▶ [EXERCISE DETAILS] Repeat all of the material below exactly as written, images excluded.

▶ [DATA IN THIS EXERCISE]
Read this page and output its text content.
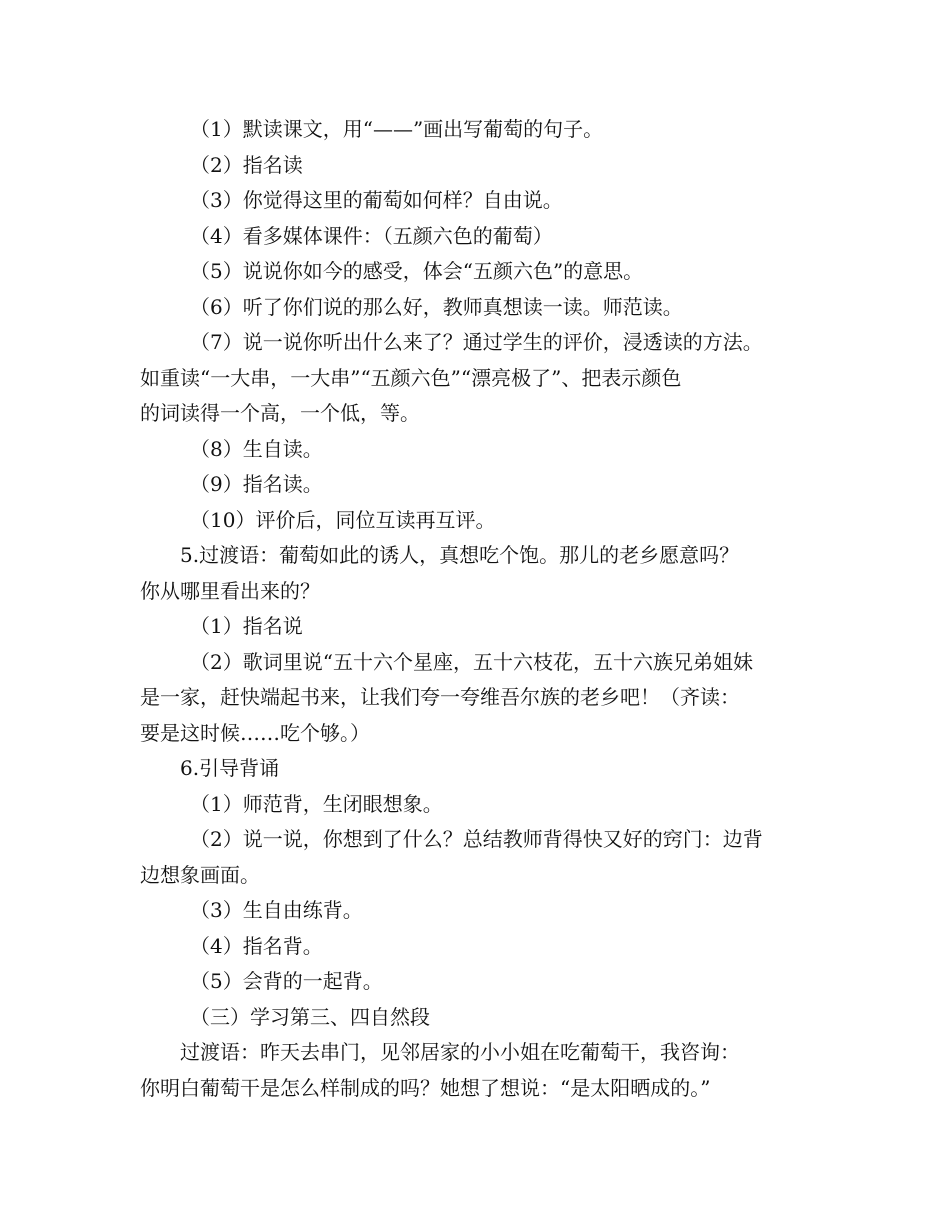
（1）默读课文，用“——”画出写葡萄的句子。
（2）指名读
（3）你觉得这里的葡萄如何样？自由说。
（4）看多媒体课件：（五颜六色的葡萄）
（5）说说你如今的感受，体会“五颜六色”的意思。
（6）听了你们说的那么好，教师真想读一读。师范读。
（7）说一说你听出什么来了？通过学生的评价，浸透读的方法。
如重读“一大串，一大串”“五颜六色”“漂亮极了”、把表示颜色
的词读得一个高，一个低，等。
（8）生自读。
（9）指名读。
（10）评价后，同位互读再互评。
5.过渡语：葡萄如此的诱人，真想吃个饱。那儿的老乡愿意吗？
你从哪里看出来的？
（1）指名说
（2）歌词里说“五十六个星座，五十六枝花，五十六族兄弟姐妹
是一家，赶快端起书来，让我们夸一夸维吾尔族的老乡吧！（齐读：
要是这时候……吃个够。）
6.引导背诵
（1）师范背，生闭眼想象。
（2）说一说，你想到了什么？总结教师背得快又好的窍门：边背
边想象画面。
（3）生自由练背。
（4）指名背。
（5）会背的一起背。
（三）学习第三、四自然段
过渡语：昨天去串门，见邻居家的小小姐在吃葡萄干，我咨询：
你明白葡萄干是怎么样制成的吗？她想了想说：“是太阳晒成的。”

▶ [TASK SOLUTION]
Read this page and output its text content.
（1）默读课文，用“——”画出写葡萄的句子。
（2）指名读
（3）你觉得这里的葡萄如何样？自由说。
（4）看多媒体课件：（五颜六色的葡萄）
（5）说说你如今的感受，体会“五颜六色”的意思。
（6）听了你们说的那么好，教师真想读一读。师范读。
（7）说一说你听出什么来了？通过学生的评价，浸透读的方法。
如重读“一大串，一大串”“五颜六色”“漂亮极了”、把表示颜色
的词读得一个高，一个低，等。
（8）生自读。
（9）指名读。
（10）评价后，同位互读再互评。
5.过渡语：葡萄如此的诱人，真想吃个饱。那儿的老乡愿意吗？
你从哪里看出来的？
（1）指名说
（2）歌词里说“五十六个星座，五十六枝花，五十六族兄弟姐妹
是一家，赶快端起书来，让我们夸一夸维吾尔族的老乡吧！（齐读：
要是这时候……吃个够。）
6.引导背诵
（1）师范背，生闭眼想象。
（2）说一说，你想到了什么？总结教师背得快又好的窍门：边背
边想象画面。
（3）生自由练背。
（4）指名背。
（5）会背的一起背。
（三）学习第三、四自然段
过渡语：昨天去串门，见邻居家的小小姐在吃葡萄干，我咨询：
你明白葡萄干是怎么样制成的吗？她想了想说：“是太阳晒成的。”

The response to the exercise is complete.